• [THE EXERCISE] Copy out every line in the entries below that includes "Park".

Figure dataset records:
+ + + + +

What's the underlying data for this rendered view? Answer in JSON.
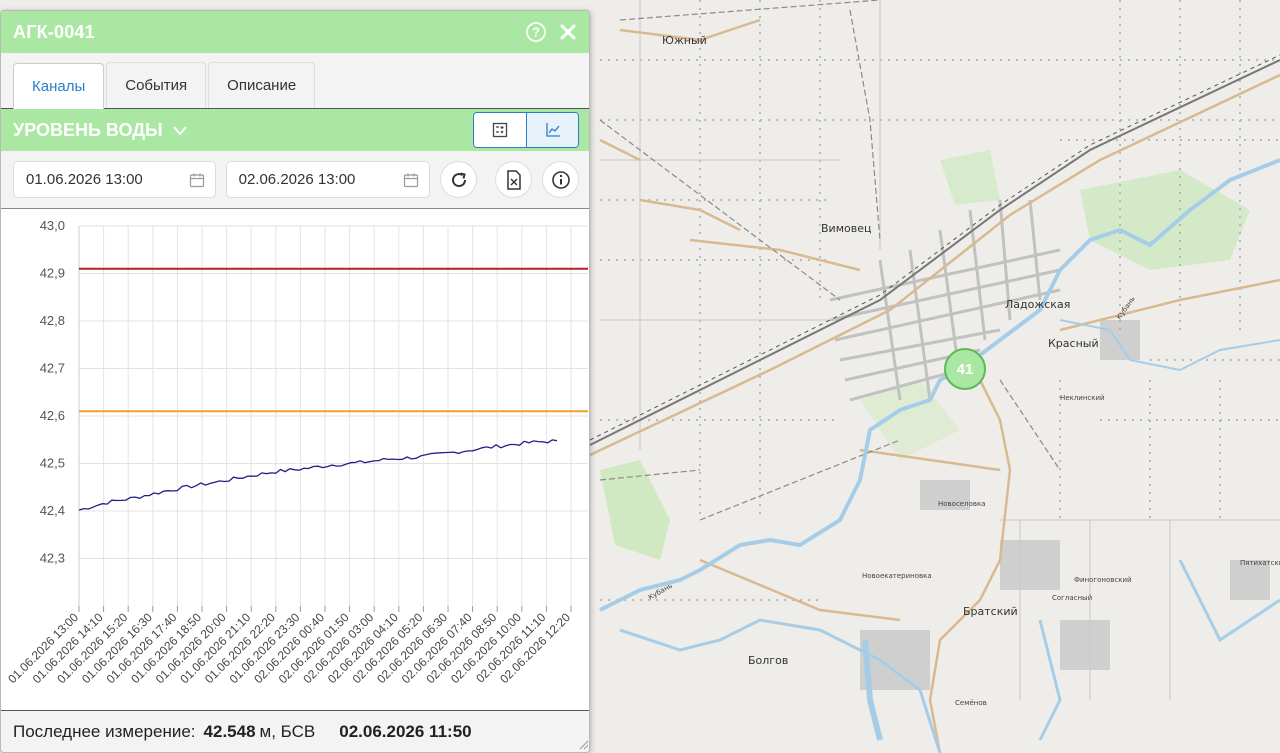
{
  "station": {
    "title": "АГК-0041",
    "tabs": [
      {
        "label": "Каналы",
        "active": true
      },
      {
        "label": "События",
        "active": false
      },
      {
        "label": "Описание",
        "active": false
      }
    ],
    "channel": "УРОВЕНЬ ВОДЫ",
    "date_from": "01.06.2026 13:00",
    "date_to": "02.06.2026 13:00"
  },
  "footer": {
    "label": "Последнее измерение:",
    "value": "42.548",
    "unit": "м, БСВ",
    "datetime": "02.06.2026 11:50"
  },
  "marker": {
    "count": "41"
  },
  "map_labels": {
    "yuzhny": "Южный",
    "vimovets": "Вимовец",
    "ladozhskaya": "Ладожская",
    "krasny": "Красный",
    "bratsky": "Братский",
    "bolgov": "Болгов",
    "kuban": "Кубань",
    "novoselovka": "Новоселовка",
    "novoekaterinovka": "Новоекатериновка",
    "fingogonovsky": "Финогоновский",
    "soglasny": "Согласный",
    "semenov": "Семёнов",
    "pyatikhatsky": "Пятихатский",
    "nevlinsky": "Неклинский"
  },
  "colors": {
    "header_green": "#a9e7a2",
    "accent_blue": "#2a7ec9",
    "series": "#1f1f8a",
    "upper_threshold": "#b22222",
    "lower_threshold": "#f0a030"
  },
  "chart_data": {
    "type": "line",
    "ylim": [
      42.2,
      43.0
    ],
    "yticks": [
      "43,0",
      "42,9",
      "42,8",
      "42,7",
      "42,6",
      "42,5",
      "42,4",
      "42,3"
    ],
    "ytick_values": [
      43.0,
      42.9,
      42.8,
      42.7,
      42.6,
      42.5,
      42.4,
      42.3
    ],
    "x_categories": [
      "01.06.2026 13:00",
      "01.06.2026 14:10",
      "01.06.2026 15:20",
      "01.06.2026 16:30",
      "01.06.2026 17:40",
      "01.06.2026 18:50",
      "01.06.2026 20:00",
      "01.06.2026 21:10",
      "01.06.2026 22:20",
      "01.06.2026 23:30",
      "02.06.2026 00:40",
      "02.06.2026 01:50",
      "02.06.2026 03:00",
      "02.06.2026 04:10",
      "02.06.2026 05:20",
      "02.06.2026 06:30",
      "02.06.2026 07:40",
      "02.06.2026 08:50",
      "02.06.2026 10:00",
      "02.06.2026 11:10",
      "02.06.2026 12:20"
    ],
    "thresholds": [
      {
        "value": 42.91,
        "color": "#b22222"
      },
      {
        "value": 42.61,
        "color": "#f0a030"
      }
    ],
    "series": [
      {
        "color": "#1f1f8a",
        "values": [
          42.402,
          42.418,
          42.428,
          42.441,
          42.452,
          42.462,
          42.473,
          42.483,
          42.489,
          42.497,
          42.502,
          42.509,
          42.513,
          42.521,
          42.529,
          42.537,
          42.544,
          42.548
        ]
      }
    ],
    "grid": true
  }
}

+ + + + +

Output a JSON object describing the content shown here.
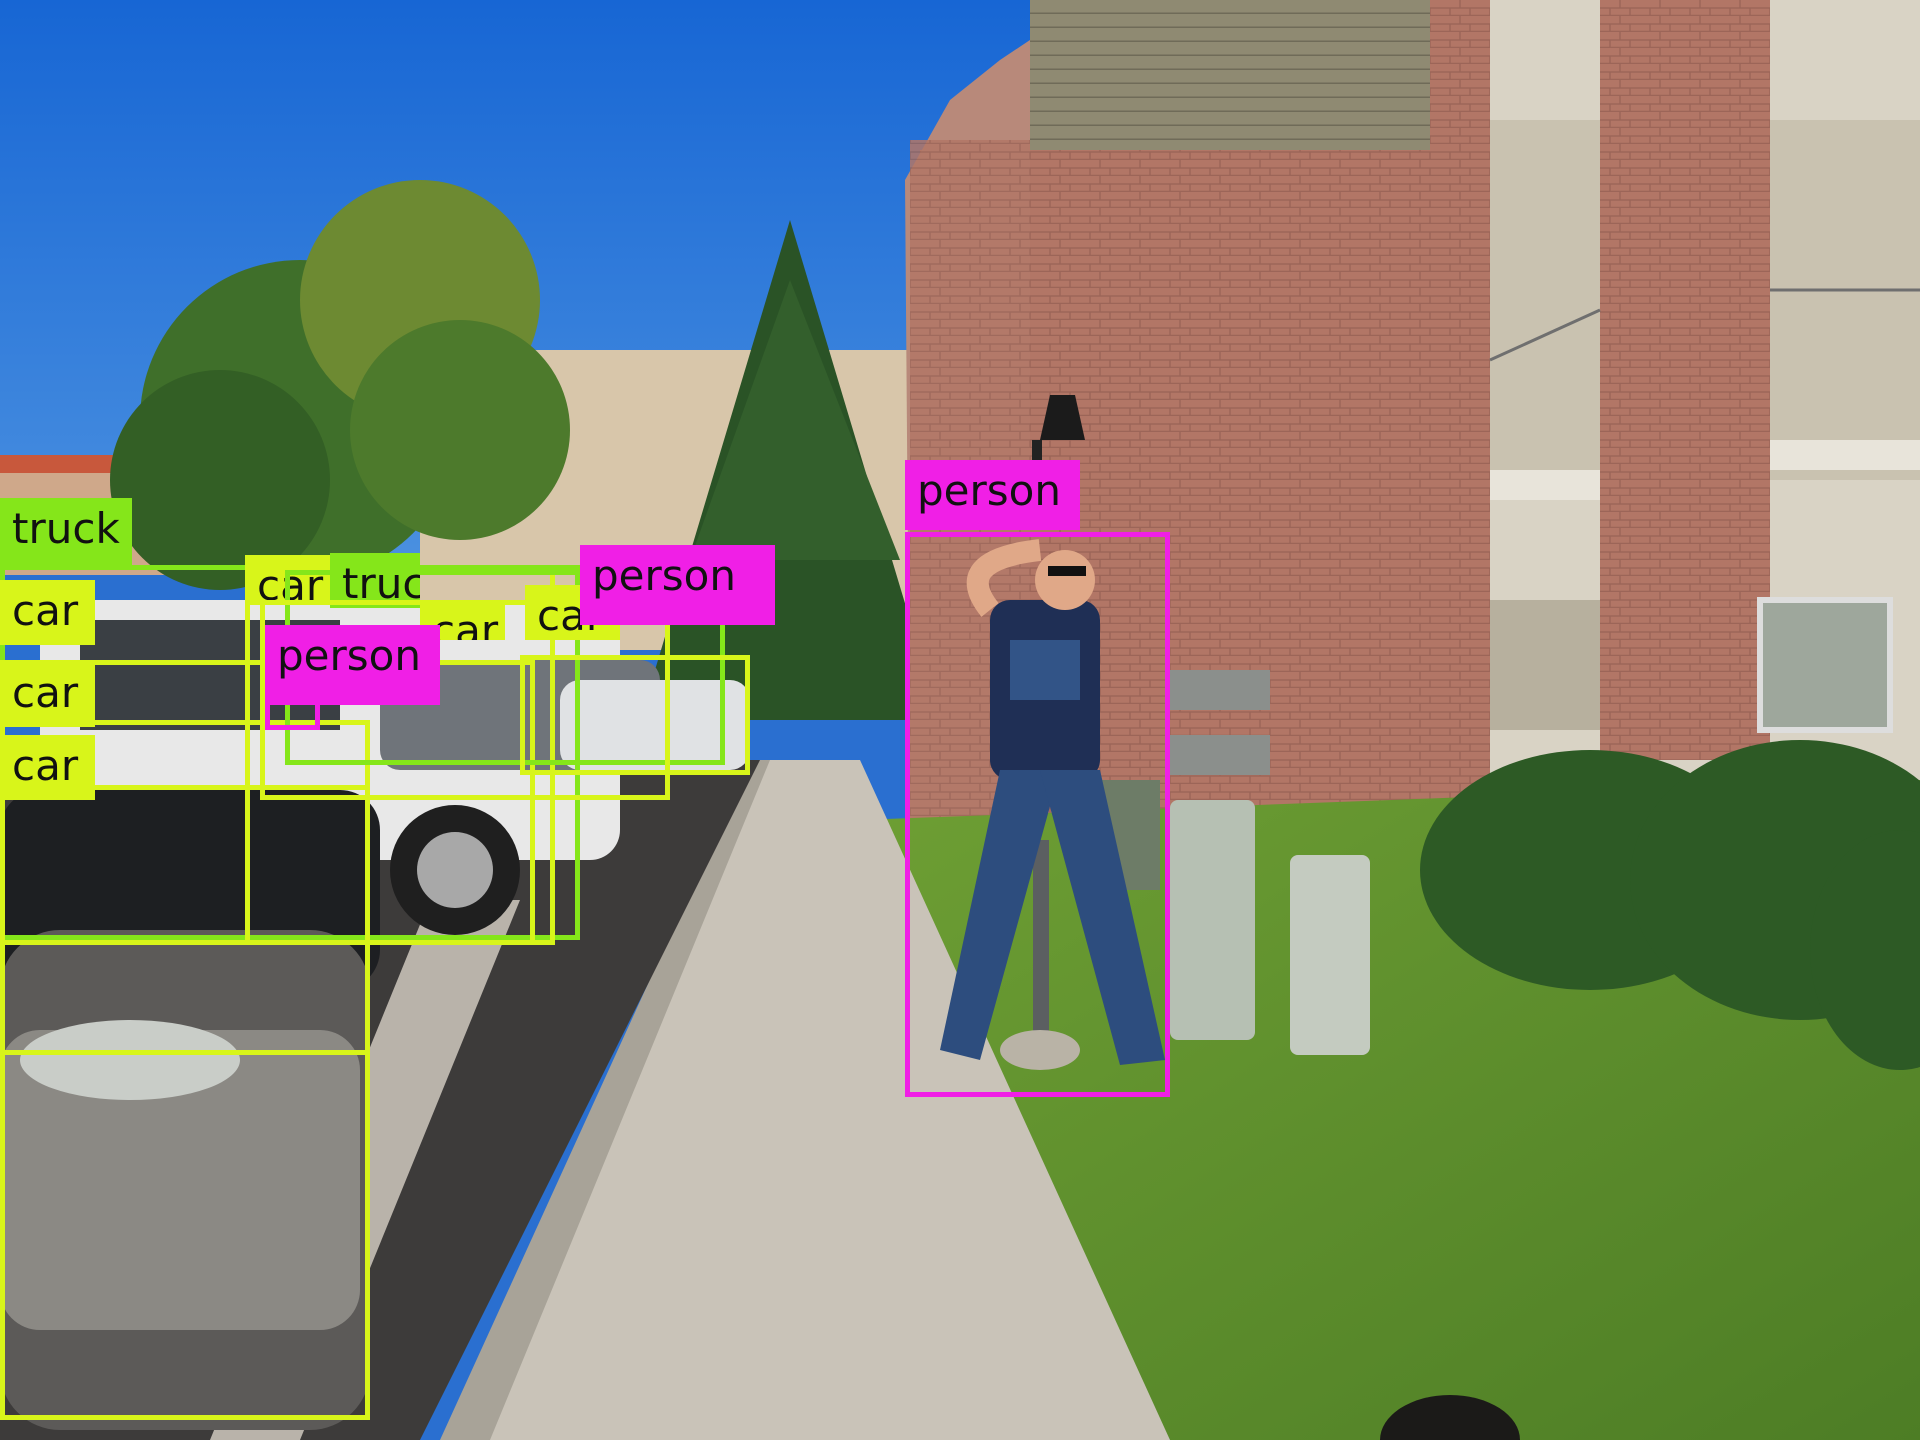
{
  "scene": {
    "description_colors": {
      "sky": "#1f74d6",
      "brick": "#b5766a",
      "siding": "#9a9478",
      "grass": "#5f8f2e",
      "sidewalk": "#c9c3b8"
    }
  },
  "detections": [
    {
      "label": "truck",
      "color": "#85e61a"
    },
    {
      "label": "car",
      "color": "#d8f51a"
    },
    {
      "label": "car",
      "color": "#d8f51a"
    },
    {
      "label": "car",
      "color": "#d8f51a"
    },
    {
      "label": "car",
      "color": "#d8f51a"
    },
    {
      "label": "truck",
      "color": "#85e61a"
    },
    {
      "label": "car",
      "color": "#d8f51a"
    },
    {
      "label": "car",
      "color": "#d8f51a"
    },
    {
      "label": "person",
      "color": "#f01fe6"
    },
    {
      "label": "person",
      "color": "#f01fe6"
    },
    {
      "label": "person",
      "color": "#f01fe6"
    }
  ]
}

+ + + + +

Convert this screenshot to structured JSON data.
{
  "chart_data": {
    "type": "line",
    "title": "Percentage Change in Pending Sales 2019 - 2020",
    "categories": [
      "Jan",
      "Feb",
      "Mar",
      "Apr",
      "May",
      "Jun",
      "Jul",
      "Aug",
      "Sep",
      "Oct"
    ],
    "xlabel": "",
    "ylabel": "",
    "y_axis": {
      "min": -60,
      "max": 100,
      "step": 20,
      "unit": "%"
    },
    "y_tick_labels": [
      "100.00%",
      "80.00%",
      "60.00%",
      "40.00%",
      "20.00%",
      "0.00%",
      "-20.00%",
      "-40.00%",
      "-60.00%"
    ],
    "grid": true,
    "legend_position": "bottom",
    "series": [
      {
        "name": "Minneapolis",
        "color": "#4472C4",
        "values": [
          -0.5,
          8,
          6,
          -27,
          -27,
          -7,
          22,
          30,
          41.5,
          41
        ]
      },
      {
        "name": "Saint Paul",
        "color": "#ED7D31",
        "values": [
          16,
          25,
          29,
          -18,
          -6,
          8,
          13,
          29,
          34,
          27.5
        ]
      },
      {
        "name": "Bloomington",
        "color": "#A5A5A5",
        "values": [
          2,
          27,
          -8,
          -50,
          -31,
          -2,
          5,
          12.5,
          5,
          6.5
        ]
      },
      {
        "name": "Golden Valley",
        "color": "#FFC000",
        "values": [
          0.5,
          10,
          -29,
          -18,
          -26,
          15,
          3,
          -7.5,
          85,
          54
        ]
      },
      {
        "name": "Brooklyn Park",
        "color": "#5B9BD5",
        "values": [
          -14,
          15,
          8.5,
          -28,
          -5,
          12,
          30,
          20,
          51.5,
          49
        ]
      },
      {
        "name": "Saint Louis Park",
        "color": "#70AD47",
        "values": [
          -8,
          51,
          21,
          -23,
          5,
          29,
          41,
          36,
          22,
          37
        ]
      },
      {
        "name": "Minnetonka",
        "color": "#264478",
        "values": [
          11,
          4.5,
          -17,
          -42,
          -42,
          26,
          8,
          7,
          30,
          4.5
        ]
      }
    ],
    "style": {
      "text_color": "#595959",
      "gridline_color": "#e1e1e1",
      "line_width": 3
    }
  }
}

+ + + + +

• [RESULT OF THE EXERCISE]
        "name": "Brooklyn Park",
        "name": "Saint Louis Park",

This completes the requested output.